### Task goal
Scan the material that follows. Copy every line containing the word "color".

☆ ☆ ☆ ☆ ☆ ☆ ☆

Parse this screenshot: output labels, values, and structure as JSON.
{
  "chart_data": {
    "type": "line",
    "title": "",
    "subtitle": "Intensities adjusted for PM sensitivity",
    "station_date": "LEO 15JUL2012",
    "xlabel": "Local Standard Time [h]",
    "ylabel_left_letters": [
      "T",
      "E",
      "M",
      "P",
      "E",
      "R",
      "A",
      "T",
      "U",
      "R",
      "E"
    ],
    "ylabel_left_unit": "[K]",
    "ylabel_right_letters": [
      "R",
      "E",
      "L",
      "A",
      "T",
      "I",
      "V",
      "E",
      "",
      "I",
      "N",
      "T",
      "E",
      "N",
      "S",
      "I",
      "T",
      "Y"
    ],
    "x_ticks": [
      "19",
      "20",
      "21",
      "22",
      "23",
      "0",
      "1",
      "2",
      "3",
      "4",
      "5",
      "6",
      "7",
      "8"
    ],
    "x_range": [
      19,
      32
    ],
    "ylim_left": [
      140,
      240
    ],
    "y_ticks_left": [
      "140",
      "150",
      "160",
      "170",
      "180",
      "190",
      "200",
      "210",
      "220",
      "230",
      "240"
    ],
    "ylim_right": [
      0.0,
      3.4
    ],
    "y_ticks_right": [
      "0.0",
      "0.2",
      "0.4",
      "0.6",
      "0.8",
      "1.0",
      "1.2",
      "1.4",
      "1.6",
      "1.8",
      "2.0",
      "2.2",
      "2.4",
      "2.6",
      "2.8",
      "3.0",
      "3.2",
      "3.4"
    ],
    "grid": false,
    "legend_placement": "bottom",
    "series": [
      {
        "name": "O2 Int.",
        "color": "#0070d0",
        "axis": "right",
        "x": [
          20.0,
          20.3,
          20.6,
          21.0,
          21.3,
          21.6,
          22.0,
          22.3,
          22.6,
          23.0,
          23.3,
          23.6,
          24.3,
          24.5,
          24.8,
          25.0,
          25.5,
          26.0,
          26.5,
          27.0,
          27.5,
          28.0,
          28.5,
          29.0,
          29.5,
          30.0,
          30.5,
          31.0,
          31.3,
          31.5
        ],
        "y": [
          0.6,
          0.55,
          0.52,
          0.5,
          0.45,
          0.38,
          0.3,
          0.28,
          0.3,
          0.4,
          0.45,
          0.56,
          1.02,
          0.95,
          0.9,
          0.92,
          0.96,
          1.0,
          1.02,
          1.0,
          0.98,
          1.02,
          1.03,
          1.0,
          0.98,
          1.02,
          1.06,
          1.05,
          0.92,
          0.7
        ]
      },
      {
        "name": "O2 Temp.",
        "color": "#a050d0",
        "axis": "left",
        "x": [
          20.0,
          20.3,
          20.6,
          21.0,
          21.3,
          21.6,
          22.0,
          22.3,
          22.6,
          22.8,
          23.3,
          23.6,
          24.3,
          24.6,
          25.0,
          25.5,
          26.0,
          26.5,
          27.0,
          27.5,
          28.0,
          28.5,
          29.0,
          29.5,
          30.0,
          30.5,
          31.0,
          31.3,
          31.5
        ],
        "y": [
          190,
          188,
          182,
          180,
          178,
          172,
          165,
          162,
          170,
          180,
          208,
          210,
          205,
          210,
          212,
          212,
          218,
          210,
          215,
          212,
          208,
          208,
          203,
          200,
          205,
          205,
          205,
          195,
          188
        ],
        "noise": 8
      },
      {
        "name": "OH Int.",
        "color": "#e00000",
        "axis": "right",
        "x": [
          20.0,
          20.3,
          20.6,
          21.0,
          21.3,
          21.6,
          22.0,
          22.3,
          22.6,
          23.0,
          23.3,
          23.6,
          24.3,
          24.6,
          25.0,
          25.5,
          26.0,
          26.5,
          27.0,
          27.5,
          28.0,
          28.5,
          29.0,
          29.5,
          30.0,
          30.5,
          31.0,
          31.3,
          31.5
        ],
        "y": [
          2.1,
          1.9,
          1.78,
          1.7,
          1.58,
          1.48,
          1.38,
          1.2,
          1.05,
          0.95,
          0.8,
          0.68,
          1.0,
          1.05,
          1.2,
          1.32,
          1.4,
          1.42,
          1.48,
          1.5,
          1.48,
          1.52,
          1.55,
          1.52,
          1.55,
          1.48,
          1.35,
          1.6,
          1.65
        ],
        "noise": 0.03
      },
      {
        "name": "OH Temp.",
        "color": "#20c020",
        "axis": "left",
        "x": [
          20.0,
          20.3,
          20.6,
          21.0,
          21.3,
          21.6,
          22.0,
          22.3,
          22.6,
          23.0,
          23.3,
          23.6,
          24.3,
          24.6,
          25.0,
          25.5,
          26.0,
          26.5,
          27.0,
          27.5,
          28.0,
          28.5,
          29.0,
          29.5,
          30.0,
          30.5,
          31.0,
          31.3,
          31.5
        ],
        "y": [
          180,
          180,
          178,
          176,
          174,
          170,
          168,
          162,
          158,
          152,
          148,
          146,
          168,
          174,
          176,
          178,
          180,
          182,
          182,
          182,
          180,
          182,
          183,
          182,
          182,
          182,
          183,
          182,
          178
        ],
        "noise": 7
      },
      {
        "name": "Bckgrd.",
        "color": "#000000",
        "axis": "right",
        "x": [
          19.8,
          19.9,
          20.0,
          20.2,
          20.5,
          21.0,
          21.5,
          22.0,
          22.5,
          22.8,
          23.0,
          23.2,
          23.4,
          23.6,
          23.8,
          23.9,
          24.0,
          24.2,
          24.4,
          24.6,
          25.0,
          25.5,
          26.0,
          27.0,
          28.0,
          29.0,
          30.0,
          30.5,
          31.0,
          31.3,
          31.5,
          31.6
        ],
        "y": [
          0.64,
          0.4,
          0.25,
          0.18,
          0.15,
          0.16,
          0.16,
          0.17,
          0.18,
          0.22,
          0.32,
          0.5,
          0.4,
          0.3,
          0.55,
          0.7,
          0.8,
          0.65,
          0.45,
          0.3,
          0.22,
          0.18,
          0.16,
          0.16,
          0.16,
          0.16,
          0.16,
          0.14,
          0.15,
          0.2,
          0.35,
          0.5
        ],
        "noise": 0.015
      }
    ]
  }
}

☆ ☆ ☆ ☆ ☆ ☆ ☆

### Final result
        "color": "#0070d0",
        "color": "#a050d0",
        "color": "#e00000",
        "color": "#20c020",
        "color": "#000000",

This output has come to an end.